» Exercise task: Rewrite every entry below with "Localize" changed to "Locate", leaving all other text as it is.
--- Start Extracted material ---
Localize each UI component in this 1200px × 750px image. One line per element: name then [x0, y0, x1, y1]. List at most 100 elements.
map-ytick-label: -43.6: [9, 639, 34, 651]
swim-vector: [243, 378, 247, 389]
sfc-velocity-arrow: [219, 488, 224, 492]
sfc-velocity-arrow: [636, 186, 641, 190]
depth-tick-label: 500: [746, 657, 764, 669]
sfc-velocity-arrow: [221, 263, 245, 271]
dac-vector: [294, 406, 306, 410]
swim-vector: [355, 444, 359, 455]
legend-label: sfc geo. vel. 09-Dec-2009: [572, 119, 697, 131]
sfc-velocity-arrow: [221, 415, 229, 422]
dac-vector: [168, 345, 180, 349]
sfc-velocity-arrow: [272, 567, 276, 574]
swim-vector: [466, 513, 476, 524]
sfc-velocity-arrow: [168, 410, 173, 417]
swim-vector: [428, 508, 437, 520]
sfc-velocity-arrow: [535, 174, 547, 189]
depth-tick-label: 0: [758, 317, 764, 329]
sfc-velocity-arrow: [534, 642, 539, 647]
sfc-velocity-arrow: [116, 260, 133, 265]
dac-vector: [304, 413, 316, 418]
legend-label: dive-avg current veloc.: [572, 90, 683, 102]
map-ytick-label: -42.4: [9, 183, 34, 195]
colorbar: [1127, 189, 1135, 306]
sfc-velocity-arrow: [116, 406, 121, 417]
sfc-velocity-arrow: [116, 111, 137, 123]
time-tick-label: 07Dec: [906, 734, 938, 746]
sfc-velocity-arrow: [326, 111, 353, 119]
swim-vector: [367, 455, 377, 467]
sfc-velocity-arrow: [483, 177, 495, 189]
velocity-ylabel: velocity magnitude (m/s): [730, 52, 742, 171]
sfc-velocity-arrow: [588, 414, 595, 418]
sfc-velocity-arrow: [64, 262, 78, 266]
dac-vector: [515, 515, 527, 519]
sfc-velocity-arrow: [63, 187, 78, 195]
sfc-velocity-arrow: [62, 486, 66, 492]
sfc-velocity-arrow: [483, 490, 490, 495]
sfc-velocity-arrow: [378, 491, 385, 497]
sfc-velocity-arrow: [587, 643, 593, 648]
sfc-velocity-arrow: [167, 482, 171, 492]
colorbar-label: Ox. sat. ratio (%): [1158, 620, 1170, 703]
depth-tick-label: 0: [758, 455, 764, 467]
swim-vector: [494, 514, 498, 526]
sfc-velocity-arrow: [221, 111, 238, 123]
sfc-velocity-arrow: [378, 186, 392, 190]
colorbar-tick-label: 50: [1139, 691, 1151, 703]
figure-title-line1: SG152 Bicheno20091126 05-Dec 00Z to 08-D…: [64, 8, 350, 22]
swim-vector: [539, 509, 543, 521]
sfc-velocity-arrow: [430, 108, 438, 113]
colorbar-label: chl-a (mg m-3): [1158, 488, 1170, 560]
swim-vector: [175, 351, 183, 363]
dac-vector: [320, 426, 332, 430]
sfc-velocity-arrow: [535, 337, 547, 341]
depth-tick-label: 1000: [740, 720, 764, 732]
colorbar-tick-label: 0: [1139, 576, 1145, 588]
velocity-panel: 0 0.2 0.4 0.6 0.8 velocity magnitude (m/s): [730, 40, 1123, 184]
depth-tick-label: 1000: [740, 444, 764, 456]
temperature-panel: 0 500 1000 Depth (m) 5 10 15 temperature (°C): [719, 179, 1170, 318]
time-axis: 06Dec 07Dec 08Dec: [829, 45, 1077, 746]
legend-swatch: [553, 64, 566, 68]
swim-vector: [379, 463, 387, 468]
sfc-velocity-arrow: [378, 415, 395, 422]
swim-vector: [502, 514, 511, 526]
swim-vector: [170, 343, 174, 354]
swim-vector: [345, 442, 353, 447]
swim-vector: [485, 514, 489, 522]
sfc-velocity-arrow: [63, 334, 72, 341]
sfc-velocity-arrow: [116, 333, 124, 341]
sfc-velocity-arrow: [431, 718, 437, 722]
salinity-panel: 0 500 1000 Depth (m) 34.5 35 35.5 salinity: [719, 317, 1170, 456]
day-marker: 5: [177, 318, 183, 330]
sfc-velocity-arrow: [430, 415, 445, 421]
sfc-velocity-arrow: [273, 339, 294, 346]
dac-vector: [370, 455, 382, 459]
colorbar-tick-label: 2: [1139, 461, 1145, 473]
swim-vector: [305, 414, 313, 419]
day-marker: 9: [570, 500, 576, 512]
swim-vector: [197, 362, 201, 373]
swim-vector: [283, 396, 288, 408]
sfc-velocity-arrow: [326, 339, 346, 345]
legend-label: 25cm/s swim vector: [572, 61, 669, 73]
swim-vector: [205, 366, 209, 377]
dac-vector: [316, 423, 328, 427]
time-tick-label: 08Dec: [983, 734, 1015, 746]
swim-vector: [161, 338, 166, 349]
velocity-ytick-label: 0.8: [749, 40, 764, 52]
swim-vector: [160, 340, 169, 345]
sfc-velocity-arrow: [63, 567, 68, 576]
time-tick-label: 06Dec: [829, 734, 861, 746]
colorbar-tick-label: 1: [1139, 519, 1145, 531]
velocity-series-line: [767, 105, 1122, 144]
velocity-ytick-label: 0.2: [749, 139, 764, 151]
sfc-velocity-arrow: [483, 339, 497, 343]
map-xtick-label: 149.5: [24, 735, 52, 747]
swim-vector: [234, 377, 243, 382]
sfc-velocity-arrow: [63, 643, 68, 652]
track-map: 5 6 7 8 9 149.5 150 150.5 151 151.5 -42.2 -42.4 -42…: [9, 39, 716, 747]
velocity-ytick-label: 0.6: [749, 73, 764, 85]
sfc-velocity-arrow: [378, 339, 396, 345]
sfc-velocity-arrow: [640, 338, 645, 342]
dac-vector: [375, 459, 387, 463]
--- End Extracted material ---
» In response:
Locate each UI component in this 1200px × 750px image. One line per element: name then [x0, y0, x1, y1]. List at most 100 elements.
map-ytick-label: -43.6: [9, 639, 34, 651]
swim-vector: [243, 378, 247, 389]
sfc-velocity-arrow: [219, 488, 224, 492]
sfc-velocity-arrow: [636, 186, 641, 190]
depth-tick-label: 500: [746, 657, 764, 669]
sfc-velocity-arrow: [221, 263, 245, 271]
dac-vector: [294, 406, 306, 410]
swim-vector: [355, 444, 359, 455]
legend-label: sfc geo. vel. 09-Dec-2009: [572, 119, 697, 131]
sfc-velocity-arrow: [221, 415, 229, 422]
dac-vector: [168, 345, 180, 349]
sfc-velocity-arrow: [272, 567, 276, 574]
swim-vector: [466, 513, 476, 524]
sfc-velocity-arrow: [168, 410, 173, 417]
swim-vector: [428, 508, 437, 520]
sfc-velocity-arrow: [535, 174, 547, 189]
depth-tick-label: 0: [758, 317, 764, 329]
sfc-velocity-arrow: [534, 642, 539, 647]
sfc-velocity-arrow: [116, 260, 133, 265]
dac-vector: [304, 413, 316, 418]
legend-label: dive-avg current veloc.: [572, 90, 683, 102]
map-ytick-label: -42.4: [9, 183, 34, 195]
colorbar: [1127, 189, 1135, 306]
sfc-velocity-arrow: [116, 406, 121, 417]
sfc-velocity-arrow: [116, 111, 137, 123]
time-tick-label: 07Dec: [906, 734, 938, 746]
sfc-velocity-arrow: [326, 111, 353, 119]
swim-vector: [367, 455, 377, 467]
sfc-velocity-arrow: [483, 177, 495, 189]
velocity-ylabel: velocity magnitude (m/s): [730, 52, 742, 171]
sfc-velocity-arrow: [588, 414, 595, 418]
sfc-velocity-arrow: [64, 262, 78, 266]
dac-vector: [515, 515, 527, 519]
sfc-velocity-arrow: [63, 187, 78, 195]
sfc-velocity-arrow: [62, 486, 66, 492]
sfc-velocity-arrow: [483, 490, 490, 495]
sfc-velocity-arrow: [378, 491, 385, 497]
sfc-velocity-arrow: [587, 643, 593, 648]
sfc-velocity-arrow: [167, 482, 171, 492]
colorbar-label: Ox. sat. ratio (%): [1158, 620, 1170, 703]
depth-tick-label: 0: [758, 455, 764, 467]
swim-vector: [494, 514, 498, 526]
sfc-velocity-arrow: [221, 111, 238, 123]
sfc-velocity-arrow: [378, 186, 392, 190]
colorbar-tick-label: 50: [1139, 691, 1151, 703]
figure-title-line1: SG152 Bicheno20091126 05-Dec 00Z to 08-D…: [64, 8, 350, 22]
swim-vector: [539, 509, 543, 521]
sfc-velocity-arrow: [430, 108, 438, 113]
colorbar-label: chl-a (mg m-3): [1158, 488, 1170, 560]
swim-vector: [175, 351, 183, 363]
dac-vector: [320, 426, 332, 430]
sfc-velocity-arrow: [535, 337, 547, 341]
depth-tick-label: 1000: [740, 720, 764, 732]
colorbar-tick-label: 0: [1139, 576, 1145, 588]
velocity-panel: 0 0.2 0.4 0.6 0.8 velocity magnitude (m/s): [730, 40, 1123, 184]
depth-tick-label: 1000: [740, 444, 764, 456]
temperature-panel: 0 500 1000 Depth (m) 5 10 15 temperature (°C): [719, 179, 1170, 318]
time-axis: 06Dec 07Dec 08Dec: [829, 45, 1077, 746]
legend-swatch: [553, 64, 566, 68]
swim-vector: [379, 463, 387, 468]
sfc-velocity-arrow: [378, 415, 395, 422]
swim-vector: [502, 514, 511, 526]
swim-vector: [170, 343, 174, 354]
swim-vector: [345, 442, 353, 447]
swim-vector: [485, 514, 489, 522]
sfc-velocity-arrow: [63, 334, 72, 341]
sfc-velocity-arrow: [116, 333, 124, 341]
sfc-velocity-arrow: [431, 718, 437, 722]
salinity-panel: 0 500 1000 Depth (m) 34.5 35 35.5 salinity: [719, 317, 1170, 456]
day-marker: 5: [177, 318, 183, 330]
sfc-velocity-arrow: [430, 415, 445, 421]
sfc-velocity-arrow: [273, 339, 294, 346]
dac-vector: [370, 455, 382, 459]
colorbar-tick-label: 2: [1139, 461, 1145, 473]
swim-vector: [305, 414, 313, 419]
day-marker: 9: [570, 500, 576, 512]
swim-vector: [197, 362, 201, 373]
swim-vector: [283, 396, 288, 408]
sfc-velocity-arrow: [326, 339, 346, 345]
legend-label: 25cm/s swim vector: [572, 61, 669, 73]
swim-vector: [205, 366, 209, 377]
dac-vector: [316, 423, 328, 427]
time-tick-label: 08Dec: [983, 734, 1015, 746]
swim-vector: [161, 338, 166, 349]
velocity-ytick-label: 0.8: [749, 40, 764, 52]
swim-vector: [160, 340, 169, 345]
sfc-velocity-arrow: [63, 567, 68, 576]
time-tick-label: 06Dec: [829, 734, 861, 746]
colorbar-tick-label: 1: [1139, 519, 1145, 531]
velocity-series-line: [767, 105, 1122, 144]
velocity-ytick-label: 0.2: [749, 139, 764, 151]
sfc-velocity-arrow: [483, 339, 497, 343]
map-xtick-label: 149.5: [24, 735, 52, 747]
swim-vector: [234, 377, 243, 382]
sfc-velocity-arrow: [63, 643, 68, 652]
track-map: 5 6 7 8 9 149.5 150 150.5 151 151.5 -42.2 -42.4 -42…: [9, 39, 716, 747]
velocity-ytick-label: 0.6: [749, 73, 764, 85]
sfc-velocity-arrow: [378, 339, 396, 345]
sfc-velocity-arrow: [640, 338, 645, 342]
dac-vector: [375, 459, 387, 463]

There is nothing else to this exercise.